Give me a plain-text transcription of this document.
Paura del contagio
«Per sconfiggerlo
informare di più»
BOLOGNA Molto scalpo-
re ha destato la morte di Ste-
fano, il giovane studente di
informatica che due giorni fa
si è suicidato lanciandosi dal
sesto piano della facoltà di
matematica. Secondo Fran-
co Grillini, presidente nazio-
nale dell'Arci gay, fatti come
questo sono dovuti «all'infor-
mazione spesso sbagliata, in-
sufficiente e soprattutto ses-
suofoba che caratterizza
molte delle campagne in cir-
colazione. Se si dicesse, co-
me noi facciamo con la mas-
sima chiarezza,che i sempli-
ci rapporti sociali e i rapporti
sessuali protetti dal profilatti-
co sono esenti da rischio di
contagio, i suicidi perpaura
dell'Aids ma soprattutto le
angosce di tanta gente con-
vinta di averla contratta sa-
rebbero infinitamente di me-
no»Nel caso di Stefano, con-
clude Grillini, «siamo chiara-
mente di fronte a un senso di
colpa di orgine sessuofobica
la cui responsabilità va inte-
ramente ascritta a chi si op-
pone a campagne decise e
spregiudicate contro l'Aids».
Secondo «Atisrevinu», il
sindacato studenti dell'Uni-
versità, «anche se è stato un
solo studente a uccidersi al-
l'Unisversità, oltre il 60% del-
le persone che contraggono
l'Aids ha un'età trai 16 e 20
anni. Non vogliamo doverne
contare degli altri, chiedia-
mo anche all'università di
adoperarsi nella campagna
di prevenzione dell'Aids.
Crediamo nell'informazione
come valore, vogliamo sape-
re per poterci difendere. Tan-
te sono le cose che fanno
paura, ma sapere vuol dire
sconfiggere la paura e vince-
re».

- _To do_: Show the lines from the data above that contain the string "soprattutto".

- _Solution to the exercise_:
sufficiente e soprattutto ses-
dell'Aids ma soprattutto le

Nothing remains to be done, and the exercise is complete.